* Task objective *
Answer with the number of lines in the listing below that contain the word "PCIe", and nothing else.

[Begin Material for the task]

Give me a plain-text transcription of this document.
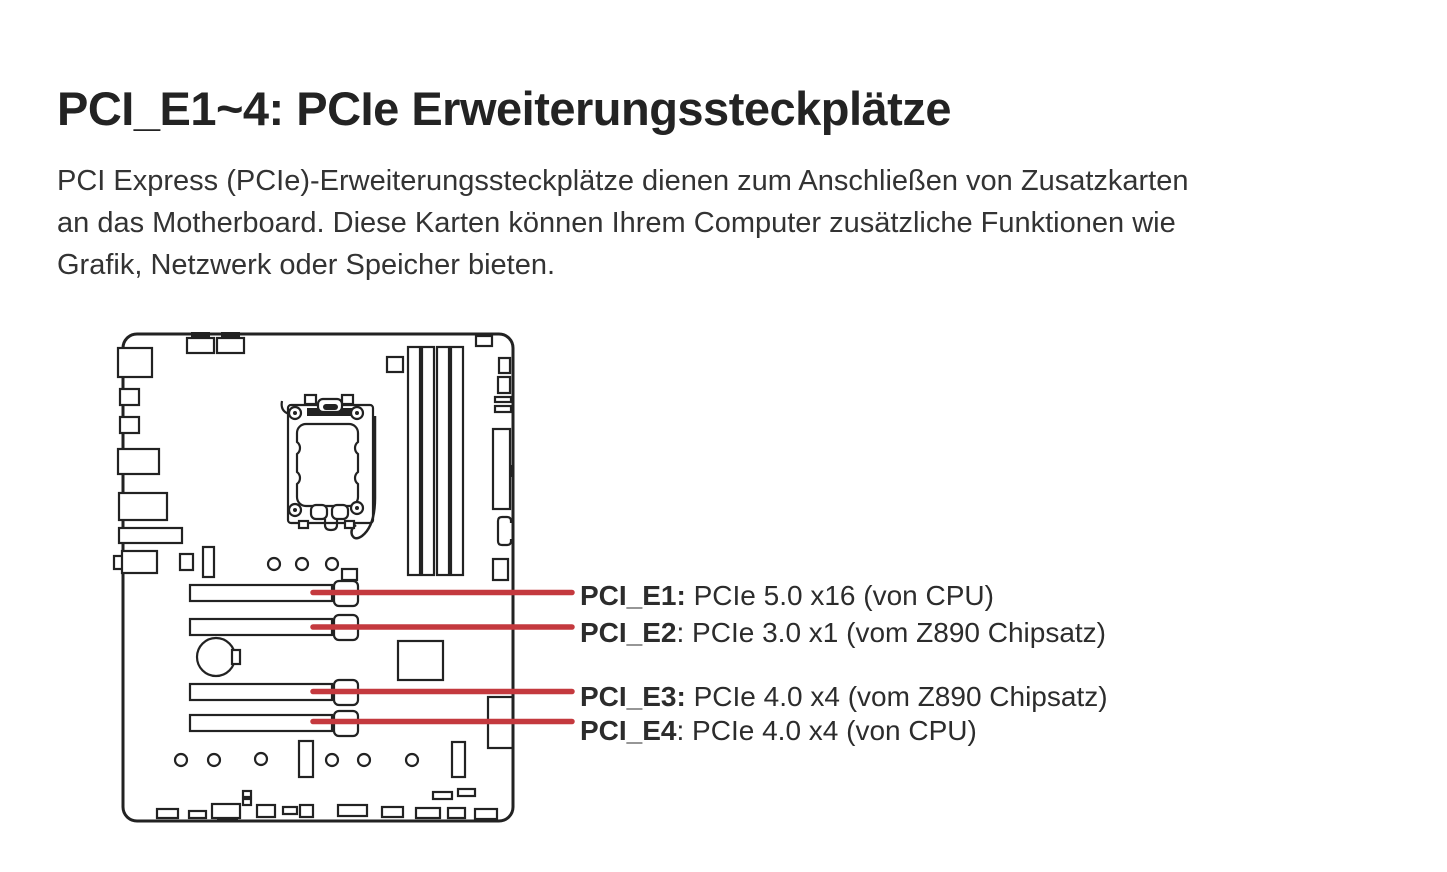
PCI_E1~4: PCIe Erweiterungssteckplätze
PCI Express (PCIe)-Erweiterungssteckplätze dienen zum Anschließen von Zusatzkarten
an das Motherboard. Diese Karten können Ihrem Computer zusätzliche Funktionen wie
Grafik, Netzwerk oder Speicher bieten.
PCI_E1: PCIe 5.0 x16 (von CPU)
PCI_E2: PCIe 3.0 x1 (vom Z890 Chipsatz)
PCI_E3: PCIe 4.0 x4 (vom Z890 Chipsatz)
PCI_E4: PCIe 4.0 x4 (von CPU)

[End Material for the task]
[Begin Material for the task]

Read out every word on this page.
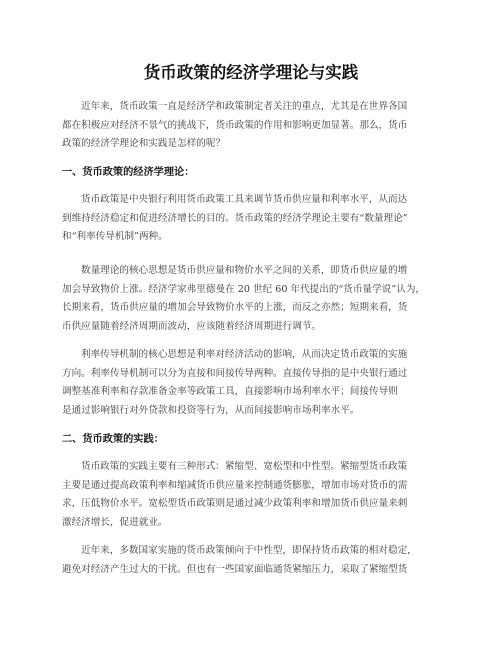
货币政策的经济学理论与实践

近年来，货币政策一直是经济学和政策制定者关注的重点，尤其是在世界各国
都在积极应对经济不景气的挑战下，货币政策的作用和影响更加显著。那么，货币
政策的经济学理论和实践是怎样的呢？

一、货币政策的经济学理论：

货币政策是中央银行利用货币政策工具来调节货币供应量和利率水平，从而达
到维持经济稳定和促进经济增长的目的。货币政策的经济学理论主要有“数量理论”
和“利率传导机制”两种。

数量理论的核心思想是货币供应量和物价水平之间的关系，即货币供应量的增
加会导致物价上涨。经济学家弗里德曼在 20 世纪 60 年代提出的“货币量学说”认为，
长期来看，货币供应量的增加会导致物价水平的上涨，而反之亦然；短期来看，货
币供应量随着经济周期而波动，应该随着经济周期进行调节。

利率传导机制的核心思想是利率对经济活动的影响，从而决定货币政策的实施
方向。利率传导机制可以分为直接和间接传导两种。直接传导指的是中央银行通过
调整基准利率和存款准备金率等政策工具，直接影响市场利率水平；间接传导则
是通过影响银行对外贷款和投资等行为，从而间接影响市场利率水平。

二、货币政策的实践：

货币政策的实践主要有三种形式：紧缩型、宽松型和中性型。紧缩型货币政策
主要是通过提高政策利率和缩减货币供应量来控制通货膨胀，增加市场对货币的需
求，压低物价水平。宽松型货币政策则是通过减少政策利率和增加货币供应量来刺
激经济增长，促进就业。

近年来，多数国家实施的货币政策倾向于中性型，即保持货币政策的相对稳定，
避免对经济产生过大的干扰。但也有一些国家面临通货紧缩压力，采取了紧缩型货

[End Material for the task]

* Solution to this problem *
6